→ **SET EXERCISE**
Make an exact copy of all the data.

→ **RAW RECORDS**
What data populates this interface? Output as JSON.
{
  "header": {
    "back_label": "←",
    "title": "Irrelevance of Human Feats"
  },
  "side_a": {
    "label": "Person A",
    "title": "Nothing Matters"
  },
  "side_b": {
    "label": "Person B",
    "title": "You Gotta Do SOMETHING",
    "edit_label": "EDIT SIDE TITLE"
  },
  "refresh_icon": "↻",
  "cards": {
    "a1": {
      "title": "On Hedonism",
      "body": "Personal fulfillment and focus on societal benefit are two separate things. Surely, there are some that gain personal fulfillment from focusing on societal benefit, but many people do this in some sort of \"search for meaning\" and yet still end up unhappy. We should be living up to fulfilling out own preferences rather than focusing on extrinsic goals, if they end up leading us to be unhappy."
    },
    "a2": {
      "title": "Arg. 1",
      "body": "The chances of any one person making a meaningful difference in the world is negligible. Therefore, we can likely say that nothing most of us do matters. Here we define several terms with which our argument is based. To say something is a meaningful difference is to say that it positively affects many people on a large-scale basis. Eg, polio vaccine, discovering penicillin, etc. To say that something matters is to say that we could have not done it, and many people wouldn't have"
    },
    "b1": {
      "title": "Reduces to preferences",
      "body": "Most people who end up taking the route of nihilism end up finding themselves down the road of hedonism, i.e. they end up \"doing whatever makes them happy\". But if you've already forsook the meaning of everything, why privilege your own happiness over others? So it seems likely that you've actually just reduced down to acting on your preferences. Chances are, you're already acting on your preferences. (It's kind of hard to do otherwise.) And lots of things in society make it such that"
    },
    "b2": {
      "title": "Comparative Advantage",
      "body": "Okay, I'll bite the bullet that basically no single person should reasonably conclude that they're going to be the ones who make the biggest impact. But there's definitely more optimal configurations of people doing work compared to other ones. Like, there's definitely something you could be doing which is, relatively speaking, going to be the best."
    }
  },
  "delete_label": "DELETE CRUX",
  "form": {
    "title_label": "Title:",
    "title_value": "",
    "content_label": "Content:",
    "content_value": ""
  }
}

→ **EXERCISE RESPONSE**
What data populates this interface? Output as JSON.
{
  "header": {
    "back_label": "←",
    "title": "Irrelevance of Human Feats"
  },
  "side_a": {
    "label": "Person A",
    "title": "Nothing Matters"
  },
  "side_b": {
    "label": "Person B",
    "title": "You Gotta Do SOMETHING",
    "edit_label": "EDIT SIDE TITLE"
  },
  "refresh_icon": "↻",
  "cards": {
    "a1": {
      "title": "On Hedonism",
      "body": "Personal fulfillment and focus on societal benefit are two separate things. Surely, there are some that gain personal fulfillment from focusing on societal benefit, but many people do this in some sort of \"search for meaning\" and yet still end up unhappy. We should be living up to fulfilling out own preferences rather than focusing on extrinsic goals, if they end up leading us to be unhappy."
    },
    "a2": {
      "title": "Arg. 1",
      "body": "The chances of any one person making a meaningful difference in the world is negligible. Therefore, we can likely say that nothing most of us do matters. Here we define several terms with which our argument is based. To say something is a meaningful difference is to say that it positively affects many people on a large-scale basis. Eg, polio vaccine, discovering penicillin, etc. To say that something matters is to say that we could have not done it, and many people wouldn't have"
    },
    "b1": {
      "title": "Reduces to preferences",
      "body": "Most people who end up taking the route of nihilism end up finding themselves down the road of hedonism, i.e. they end up \"doing whatever makes them happy\". But if you've already forsook the meaning of everything, why privilege your own happiness over others? So it seems likely that you've actually just reduced down to acting on your preferences. Chances are, you're already acting on your preferences. (It's kind of hard to do otherwise.) And lots of things in society make it such that"
    },
    "b2": {
      "title": "Comparative Advantage",
      "body": "Okay, I'll bite the bullet that basically no single person should reasonably conclude that they're going to be the ones who make the biggest impact. But there's definitely more optimal configurations of people doing work compared to other ones. Like, there's definitely something you could be doing which is, relatively speaking, going to be the best."
    }
  },
  "delete_label": "DELETE CRUX",
  "form": {
    "title_label": "Title:",
    "title_value": "",
    "content_label": "Content:",
    "content_value": ""
  }
}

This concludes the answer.